What the exercise asks: Please print every record below exactly as it appears.

Listed entries:

• • • • • • •

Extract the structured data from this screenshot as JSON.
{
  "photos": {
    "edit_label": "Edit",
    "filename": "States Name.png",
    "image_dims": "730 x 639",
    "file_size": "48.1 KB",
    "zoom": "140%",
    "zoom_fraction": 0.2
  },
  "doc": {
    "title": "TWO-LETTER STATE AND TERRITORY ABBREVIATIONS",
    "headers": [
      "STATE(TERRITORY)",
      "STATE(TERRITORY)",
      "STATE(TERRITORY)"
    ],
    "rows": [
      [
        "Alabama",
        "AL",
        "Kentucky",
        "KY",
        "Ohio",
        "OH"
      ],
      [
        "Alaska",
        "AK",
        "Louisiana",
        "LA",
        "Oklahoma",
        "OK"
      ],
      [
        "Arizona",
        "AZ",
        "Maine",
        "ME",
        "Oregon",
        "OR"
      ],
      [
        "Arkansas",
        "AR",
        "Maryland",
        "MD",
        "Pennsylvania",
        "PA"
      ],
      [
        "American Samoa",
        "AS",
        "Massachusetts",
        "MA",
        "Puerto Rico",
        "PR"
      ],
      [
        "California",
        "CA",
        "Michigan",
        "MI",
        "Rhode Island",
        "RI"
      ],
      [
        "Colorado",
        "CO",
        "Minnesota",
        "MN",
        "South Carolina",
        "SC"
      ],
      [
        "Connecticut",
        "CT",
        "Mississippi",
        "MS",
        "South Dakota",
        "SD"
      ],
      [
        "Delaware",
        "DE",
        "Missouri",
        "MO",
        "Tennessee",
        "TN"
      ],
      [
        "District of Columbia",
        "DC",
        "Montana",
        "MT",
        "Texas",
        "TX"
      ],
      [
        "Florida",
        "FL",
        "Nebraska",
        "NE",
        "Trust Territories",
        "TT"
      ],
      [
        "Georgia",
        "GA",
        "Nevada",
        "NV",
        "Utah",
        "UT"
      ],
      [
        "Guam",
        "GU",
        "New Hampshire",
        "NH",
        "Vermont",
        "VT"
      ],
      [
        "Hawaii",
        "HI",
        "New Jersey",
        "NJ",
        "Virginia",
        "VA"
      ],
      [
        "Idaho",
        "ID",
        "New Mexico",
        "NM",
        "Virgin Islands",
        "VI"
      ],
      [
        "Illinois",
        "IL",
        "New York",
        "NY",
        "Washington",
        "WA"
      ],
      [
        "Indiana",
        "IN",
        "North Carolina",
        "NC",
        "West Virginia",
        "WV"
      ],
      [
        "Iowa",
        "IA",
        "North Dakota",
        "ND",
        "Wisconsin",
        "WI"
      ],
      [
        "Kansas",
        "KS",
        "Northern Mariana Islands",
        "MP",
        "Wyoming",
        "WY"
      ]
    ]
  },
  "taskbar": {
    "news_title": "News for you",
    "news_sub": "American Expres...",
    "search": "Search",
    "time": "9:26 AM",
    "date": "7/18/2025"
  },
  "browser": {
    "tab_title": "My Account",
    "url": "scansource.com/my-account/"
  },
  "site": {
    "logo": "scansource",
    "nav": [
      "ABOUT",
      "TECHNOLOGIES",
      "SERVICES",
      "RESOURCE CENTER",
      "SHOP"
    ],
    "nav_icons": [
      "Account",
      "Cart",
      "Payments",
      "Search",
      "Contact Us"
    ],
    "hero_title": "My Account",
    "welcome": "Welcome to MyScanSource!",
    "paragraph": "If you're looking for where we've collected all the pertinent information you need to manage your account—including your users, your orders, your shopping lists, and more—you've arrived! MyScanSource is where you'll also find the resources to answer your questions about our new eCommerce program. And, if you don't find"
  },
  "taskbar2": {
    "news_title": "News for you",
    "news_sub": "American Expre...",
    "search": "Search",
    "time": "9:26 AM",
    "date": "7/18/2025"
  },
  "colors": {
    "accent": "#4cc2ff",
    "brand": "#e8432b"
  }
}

• • • • • • •

Output below:
Extract the structured data from this screenshot as JSON.
{
  "photos": {
    "edit_label": "Edit",
    "filename": "States Name.png",
    "image_dims": "730 x 639",
    "file_size": "48.1 KB",
    "zoom": "140%",
    "zoom_fraction": 0.2
  },
  "doc": {
    "title": "TWO-LETTER STATE AND TERRITORY ABBREVIATIONS",
    "headers": [
      "STATE(TERRITORY)",
      "STATE(TERRITORY)",
      "STATE(TERRITORY)"
    ],
    "rows": [
      [
        "Alabama",
        "AL",
        "Kentucky",
        "KY",
        "Ohio",
        "OH"
      ],
      [
        "Alaska",
        "AK",
        "Louisiana",
        "LA",
        "Oklahoma",
        "OK"
      ],
      [
        "Arizona",
        "AZ",
        "Maine",
        "ME",
        "Oregon",
        "OR"
      ],
      [
        "Arkansas",
        "AR",
        "Maryland",
        "MD",
        "Pennsylvania",
        "PA"
      ],
      [
        "American Samoa",
        "AS",
        "Massachusetts",
        "MA",
        "Puerto Rico",
        "PR"
      ],
      [
        "California",
        "CA",
        "Michigan",
        "MI",
        "Rhode Island",
        "RI"
      ],
      [
        "Colorado",
        "CO",
        "Minnesota",
        "MN",
        "South Carolina",
        "SC"
      ],
      [
        "Connecticut",
        "CT",
        "Mississippi",
        "MS",
        "South Dakota",
        "SD"
      ],
      [
        "Delaware",
        "DE",
        "Missouri",
        "MO",
        "Tennessee",
        "TN"
      ],
      [
        "District of Columbia",
        "DC",
        "Montana",
        "MT",
        "Texas",
        "TX"
      ],
      [
        "Florida",
        "FL",
        "Nebraska",
        "NE",
        "Trust Territories",
        "TT"
      ],
      [
        "Georgia",
        "GA",
        "Nevada",
        "NV",
        "Utah",
        "UT"
      ],
      [
        "Guam",
        "GU",
        "New Hampshire",
        "NH",
        "Vermont",
        "VT"
      ],
      [
        "Hawaii",
        "HI",
        "New Jersey",
        "NJ",
        "Virginia",
        "VA"
      ],
      [
        "Idaho",
        "ID",
        "New Mexico",
        "NM",
        "Virgin Islands",
        "VI"
      ],
      [
        "Illinois",
        "IL",
        "New York",
        "NY",
        "Washington",
        "WA"
      ],
      [
        "Indiana",
        "IN",
        "North Carolina",
        "NC",
        "West Virginia",
        "WV"
      ],
      [
        "Iowa",
        "IA",
        "North Dakota",
        "ND",
        "Wisconsin",
        "WI"
      ],
      [
        "Kansas",
        "KS",
        "Northern Mariana Islands",
        "MP",
        "Wyoming",
        "WY"
      ]
    ]
  },
  "taskbar": {
    "news_title": "News for you",
    "news_sub": "American Expres...",
    "search": "Search",
    "time": "9:26 AM",
    "date": "7/18/2025"
  },
  "browser": {
    "tab_title": "My Account",
    "url": "scansource.com/my-account/"
  },
  "site": {
    "logo": "scansource",
    "nav": [
      "ABOUT",
      "TECHNOLOGIES",
      "SERVICES",
      "RESOURCE CENTER",
      "SHOP"
    ],
    "nav_icons": [
      "Account",
      "Cart",
      "Payments",
      "Search",
      "Contact Us"
    ],
    "hero_title": "My Account",
    "welcome": "Welcome to MyScanSource!",
    "paragraph": "If you're looking for where we've collected all the pertinent information you need to manage your account—including your users, your orders, your shopping lists, and more—you've arrived! MyScanSource is where you'll also find the resources to answer your questions about our new eCommerce program. And, if you don't find"
  },
  "taskbar2": {
    "news_title": "News for you",
    "news_sub": "American Expre...",
    "search": "Search",
    "time": "9:26 AM",
    "date": "7/18/2025"
  },
  "colors": {
    "accent": "#4cc2ff",
    "brand": "#e8432b"
  }
}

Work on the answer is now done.